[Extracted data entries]
────────────────

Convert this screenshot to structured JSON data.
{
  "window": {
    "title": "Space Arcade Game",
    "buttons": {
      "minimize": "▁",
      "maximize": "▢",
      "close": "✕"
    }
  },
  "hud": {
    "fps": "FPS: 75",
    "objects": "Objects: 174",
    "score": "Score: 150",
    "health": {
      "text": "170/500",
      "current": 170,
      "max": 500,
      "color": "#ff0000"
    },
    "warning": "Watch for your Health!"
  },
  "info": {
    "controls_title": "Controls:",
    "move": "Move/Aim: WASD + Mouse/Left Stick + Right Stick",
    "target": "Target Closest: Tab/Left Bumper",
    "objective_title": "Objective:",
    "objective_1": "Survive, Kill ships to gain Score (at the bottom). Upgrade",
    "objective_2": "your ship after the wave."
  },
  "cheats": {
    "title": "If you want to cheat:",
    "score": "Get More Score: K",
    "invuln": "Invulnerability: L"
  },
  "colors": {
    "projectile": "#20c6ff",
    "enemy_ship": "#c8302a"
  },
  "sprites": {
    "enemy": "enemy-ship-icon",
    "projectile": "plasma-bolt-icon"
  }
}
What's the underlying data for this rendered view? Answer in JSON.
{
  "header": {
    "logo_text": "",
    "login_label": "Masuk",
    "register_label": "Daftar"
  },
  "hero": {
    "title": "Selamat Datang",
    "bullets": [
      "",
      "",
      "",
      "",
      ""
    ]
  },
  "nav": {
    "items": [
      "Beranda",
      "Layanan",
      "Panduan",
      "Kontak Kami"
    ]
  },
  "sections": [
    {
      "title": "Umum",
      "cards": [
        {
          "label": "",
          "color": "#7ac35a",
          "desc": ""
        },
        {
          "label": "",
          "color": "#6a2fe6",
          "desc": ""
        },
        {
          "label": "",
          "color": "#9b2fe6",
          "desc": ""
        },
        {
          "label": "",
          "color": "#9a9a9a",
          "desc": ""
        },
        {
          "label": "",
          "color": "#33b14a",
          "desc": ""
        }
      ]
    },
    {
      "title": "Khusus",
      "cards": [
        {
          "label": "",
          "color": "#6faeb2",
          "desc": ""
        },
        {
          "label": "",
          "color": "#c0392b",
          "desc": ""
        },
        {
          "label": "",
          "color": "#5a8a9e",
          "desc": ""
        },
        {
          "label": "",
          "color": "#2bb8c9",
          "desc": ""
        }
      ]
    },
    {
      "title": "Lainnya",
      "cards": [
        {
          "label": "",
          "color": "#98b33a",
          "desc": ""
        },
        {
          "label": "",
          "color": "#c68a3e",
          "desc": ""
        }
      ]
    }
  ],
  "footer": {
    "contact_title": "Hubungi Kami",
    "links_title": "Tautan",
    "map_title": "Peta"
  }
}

────────────────

WRITTEN TASK:
Scan the data for the word "Score" and copy every line where it shows up.

EXPECTED OUTPUT:
    "score": "Score: 150",
    "objective_1": "Survive, Kill ships to gain Score (at the bottom). Upgrade",
    "score": "Get More Score: K",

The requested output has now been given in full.